— WHAT YOU NEED TO DO —
Transcribe every line exactly. Leave the pictures behind.

— RECORDS FOR THE TASK —
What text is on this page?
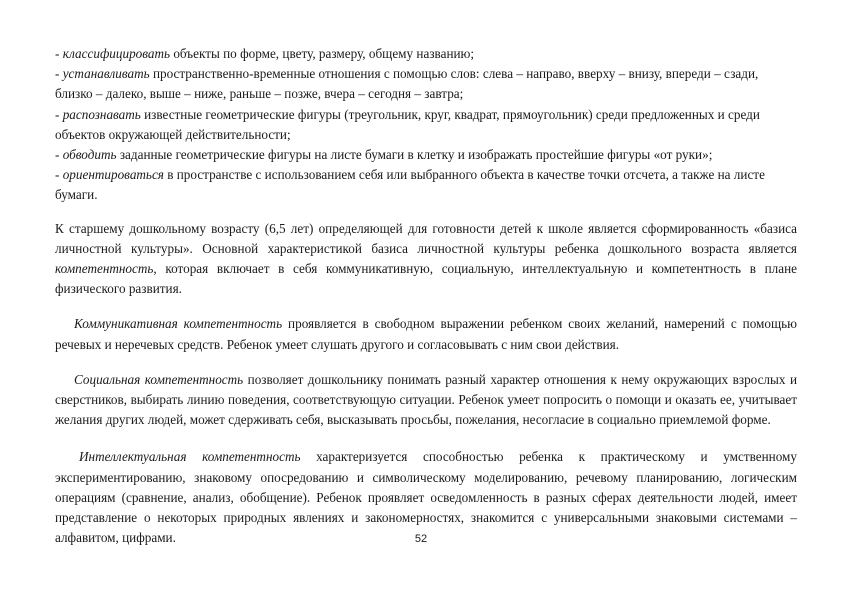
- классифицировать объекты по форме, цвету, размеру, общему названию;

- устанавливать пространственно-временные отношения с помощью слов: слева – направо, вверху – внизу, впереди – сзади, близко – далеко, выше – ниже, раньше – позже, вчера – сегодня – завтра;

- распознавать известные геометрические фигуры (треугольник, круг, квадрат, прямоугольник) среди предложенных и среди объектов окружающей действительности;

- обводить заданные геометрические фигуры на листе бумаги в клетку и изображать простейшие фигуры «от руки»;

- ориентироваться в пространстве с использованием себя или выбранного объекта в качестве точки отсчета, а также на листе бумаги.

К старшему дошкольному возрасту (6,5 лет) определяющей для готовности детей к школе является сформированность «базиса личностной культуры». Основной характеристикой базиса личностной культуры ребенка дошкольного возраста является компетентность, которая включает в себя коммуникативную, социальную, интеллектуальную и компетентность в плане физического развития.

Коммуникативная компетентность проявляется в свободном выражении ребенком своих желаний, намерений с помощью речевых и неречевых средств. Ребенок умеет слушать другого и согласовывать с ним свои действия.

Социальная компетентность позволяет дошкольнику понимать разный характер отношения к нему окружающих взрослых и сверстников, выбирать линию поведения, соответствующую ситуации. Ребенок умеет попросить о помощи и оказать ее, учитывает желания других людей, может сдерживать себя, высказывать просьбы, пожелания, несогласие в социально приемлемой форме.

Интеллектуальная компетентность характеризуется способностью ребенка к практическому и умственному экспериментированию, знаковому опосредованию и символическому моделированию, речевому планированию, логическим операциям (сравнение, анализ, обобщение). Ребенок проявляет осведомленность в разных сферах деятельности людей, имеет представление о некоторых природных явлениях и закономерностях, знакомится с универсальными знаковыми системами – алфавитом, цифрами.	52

— PROBLEM SOLUTION —
What text is on this page?
- классифицировать объекты по форме, цвету, размеру, общему названию;

- устанавливать пространственно-временные отношения с помощью слов: слева – направо, вверху – внизу, впереди – сзади, близко – далеко, выше – ниже, раньше – позже, вчера – сегодня – завтра;

- распознавать известные геометрические фигуры (треугольник, круг, квадрат, прямоугольник) среди предложенных и среди объектов окружающей действительности;

- обводить заданные геометрические фигуры на листе бумаги в клетку и изображать простейшие фигуры «от руки»;

- ориентироваться в пространстве с использованием себя или выбранного объекта в качестве точки отсчета, а также на листе бумаги.

К старшему дошкольному возрасту (6,5 лет) определяющей для готовности детей к школе является сформированность «базиса личностной культуры». Основной характеристикой базиса личностной культуры ребенка дошкольного возраста является компетентность, которая включает в себя коммуникативную, социальную, интеллектуальную и компетентность в плане физического развития.

Коммуникативная компетентность проявляется в свободном выражении ребенком своих желаний, намерений с помощью речевых и неречевых средств. Ребенок умеет слушать другого и согласовывать с ним свои действия.

Социальная компетентность позволяет дошкольнику понимать разный характер отношения к нему окружающих взрослых и сверстников, выбирать линию поведения, соответствующую ситуации. Ребенок умеет попросить о помощи и оказать ее, учитывает желания других людей, может сдерживать себя, высказывать просьбы, пожелания, несогласие в социально приемлемой форме.

Интеллектуальная компетентность характеризуется способностью ребенка к практическому и умственному экспериментированию, знаковому опосредованию и символическому моделированию, речевому планированию, логическим операциям (сравнение, анализ, обобщение). Ребенок проявляет осведомленность в разных сферах деятельности людей, имеет представление о некоторых природных явлениях и закономерностях, знакомится с универсальными знаковыми системами – алфавитом, цифрами.	52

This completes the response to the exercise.